▸ SET TASK: Reproduce the whole listing, character for character.

* * * * * * *

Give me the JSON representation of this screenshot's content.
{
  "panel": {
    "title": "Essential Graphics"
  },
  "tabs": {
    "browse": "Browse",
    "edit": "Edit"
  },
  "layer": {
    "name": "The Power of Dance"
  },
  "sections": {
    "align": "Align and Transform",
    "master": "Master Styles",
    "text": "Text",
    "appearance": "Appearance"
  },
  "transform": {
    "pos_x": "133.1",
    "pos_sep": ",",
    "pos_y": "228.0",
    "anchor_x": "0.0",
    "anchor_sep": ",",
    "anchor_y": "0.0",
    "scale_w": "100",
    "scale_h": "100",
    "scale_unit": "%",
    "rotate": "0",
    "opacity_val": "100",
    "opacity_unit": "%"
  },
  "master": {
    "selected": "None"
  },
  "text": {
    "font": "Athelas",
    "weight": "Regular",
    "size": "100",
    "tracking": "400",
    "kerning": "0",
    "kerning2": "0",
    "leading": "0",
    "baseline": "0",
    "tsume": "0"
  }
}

* * * * * * *

▸ OUTPUT OF THE TASK:
Give me the JSON representation of this screenshot's content.
{
  "panel": {
    "title": "Essential Graphics"
  },
  "tabs": {
    "browse": "Browse",
    "edit": "Edit"
  },
  "layer": {
    "name": "The Power of Dance"
  },
  "sections": {
    "align": "Align and Transform",
    "master": "Master Styles",
    "text": "Text",
    "appearance": "Appearance"
  },
  "transform": {
    "pos_x": "133.1",
    "pos_sep": ",",
    "pos_y": "228.0",
    "anchor_x": "0.0",
    "anchor_sep": ",",
    "anchor_y": "0.0",
    "scale_w": "100",
    "scale_h": "100",
    "scale_unit": "%",
    "rotate": "0",
    "opacity_val": "100",
    "opacity_unit": "%"
  },
  "master": {
    "selected": "None"
  },
  "text": {
    "font": "Athelas",
    "weight": "Regular",
    "size": "100",
    "tracking": "400",
    "kerning": "0",
    "kerning2": "0",
    "leading": "0",
    "baseline": "0",
    "tsume": "0"
  }
}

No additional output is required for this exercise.